Stated task:
Pick out every line that holds the string "current" and copy it.

.....

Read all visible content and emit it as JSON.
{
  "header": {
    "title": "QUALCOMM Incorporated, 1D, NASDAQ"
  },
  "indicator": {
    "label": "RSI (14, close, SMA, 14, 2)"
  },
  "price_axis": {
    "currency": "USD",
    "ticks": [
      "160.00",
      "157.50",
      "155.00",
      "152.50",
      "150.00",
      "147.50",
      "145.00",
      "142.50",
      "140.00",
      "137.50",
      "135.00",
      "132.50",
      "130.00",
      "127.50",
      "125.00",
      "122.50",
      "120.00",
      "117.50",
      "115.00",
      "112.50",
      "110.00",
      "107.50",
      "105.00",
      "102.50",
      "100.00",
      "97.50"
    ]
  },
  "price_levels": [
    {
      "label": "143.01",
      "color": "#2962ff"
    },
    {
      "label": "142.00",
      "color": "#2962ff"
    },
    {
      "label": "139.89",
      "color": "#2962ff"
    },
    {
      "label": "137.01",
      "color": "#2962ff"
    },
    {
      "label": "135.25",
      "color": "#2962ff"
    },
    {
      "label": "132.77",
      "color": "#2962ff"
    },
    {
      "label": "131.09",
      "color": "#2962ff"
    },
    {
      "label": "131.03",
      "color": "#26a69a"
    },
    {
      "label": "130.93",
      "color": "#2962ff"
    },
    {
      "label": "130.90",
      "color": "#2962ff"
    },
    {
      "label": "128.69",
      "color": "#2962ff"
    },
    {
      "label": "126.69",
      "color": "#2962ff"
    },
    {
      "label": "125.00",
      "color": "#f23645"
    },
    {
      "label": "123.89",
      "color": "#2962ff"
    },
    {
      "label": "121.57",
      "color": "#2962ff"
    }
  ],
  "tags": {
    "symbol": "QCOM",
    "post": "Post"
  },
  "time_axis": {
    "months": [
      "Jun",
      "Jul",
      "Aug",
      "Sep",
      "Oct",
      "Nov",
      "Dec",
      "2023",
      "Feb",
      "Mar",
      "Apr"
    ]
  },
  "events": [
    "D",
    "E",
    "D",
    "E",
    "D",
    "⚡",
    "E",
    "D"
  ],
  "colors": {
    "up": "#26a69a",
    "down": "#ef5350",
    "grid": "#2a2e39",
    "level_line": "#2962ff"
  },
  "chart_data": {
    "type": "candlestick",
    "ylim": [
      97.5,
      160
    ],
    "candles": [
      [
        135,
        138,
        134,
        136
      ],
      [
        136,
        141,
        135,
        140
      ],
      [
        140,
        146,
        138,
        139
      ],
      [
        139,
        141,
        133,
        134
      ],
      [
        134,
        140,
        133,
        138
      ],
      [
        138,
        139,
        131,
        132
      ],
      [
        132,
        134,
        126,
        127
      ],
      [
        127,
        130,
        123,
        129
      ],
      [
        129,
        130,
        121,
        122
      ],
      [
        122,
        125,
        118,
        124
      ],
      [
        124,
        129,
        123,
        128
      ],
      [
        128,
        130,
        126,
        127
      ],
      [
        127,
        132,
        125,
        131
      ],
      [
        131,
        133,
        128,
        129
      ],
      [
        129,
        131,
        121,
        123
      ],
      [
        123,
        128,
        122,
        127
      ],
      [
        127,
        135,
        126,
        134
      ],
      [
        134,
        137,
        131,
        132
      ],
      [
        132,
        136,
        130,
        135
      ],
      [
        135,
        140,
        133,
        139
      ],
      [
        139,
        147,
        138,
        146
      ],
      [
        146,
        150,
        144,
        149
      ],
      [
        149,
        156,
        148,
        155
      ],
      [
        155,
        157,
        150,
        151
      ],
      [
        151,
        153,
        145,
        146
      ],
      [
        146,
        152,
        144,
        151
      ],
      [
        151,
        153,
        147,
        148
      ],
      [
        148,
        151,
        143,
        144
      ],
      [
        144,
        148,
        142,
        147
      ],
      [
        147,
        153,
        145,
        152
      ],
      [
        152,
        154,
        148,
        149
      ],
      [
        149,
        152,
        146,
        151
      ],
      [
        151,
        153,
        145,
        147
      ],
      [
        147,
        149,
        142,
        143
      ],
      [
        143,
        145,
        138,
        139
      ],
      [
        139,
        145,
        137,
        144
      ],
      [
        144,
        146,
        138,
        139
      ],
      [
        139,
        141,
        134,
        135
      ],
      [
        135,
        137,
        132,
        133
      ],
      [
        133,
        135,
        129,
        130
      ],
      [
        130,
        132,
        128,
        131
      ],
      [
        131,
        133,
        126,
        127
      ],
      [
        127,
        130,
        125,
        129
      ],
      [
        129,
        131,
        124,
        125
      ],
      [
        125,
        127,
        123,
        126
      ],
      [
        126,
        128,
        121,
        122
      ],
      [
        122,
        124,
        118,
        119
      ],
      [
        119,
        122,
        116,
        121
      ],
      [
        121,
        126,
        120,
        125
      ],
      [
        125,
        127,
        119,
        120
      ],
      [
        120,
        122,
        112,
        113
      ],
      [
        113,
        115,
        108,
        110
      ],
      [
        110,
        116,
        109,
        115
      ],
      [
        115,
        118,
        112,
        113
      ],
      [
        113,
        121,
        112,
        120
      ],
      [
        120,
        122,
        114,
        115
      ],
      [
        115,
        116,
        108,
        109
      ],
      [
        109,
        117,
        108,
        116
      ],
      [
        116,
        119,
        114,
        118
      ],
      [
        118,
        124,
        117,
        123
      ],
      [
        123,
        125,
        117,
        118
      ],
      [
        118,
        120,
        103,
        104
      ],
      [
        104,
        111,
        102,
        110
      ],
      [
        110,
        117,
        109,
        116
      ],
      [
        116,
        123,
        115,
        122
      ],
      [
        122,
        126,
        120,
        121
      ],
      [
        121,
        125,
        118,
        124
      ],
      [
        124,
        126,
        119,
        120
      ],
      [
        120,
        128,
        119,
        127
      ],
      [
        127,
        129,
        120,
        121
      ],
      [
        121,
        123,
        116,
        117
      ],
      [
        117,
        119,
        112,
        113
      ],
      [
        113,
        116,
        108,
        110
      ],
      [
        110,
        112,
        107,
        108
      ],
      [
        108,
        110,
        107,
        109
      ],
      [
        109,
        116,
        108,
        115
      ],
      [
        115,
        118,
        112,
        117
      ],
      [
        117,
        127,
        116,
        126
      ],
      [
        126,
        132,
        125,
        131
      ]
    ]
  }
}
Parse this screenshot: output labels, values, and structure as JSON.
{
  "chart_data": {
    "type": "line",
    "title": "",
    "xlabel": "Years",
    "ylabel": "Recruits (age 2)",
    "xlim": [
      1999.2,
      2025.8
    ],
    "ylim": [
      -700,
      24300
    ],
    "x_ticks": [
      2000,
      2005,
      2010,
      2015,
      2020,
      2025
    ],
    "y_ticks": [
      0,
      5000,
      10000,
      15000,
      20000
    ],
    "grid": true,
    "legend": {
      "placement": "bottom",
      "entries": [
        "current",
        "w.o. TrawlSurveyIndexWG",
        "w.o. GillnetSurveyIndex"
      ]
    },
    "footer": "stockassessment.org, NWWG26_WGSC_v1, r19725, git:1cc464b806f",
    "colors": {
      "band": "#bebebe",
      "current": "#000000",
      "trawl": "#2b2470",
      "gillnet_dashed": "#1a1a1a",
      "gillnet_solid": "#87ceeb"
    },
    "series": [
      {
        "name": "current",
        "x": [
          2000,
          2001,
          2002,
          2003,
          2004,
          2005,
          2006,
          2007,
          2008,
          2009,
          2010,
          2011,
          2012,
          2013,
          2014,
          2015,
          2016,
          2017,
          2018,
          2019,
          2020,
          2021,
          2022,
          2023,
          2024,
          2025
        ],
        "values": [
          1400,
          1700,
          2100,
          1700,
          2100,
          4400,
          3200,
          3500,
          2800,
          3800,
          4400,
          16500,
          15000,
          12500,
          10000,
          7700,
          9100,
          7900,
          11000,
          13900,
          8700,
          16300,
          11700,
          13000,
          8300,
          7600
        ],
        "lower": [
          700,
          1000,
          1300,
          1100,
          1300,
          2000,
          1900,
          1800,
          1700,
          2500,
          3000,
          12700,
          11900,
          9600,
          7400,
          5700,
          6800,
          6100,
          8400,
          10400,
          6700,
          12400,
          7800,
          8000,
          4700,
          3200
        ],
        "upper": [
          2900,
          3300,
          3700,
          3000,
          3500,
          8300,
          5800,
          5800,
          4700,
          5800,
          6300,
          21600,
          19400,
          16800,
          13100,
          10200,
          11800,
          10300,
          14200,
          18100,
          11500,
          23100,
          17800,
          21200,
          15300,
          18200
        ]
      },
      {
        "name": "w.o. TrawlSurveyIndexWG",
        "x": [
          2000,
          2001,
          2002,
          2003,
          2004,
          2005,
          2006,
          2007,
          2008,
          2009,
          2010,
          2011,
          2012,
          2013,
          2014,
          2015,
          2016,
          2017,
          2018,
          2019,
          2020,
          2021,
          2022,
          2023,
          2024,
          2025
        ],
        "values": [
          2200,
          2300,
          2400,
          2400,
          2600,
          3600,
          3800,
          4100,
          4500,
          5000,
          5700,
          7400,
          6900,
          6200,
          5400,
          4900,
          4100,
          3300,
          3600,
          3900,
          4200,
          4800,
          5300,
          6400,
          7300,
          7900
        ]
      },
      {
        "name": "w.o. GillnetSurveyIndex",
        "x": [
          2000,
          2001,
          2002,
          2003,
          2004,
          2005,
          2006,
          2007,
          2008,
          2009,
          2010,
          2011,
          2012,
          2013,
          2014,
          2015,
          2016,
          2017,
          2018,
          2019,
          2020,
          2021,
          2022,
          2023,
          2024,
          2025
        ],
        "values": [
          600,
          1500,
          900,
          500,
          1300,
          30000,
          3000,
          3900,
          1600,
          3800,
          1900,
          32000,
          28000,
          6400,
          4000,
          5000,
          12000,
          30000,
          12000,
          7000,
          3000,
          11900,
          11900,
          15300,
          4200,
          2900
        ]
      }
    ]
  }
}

.....

Task response:
        "current",
      "current": "#000000",
        "name": "current",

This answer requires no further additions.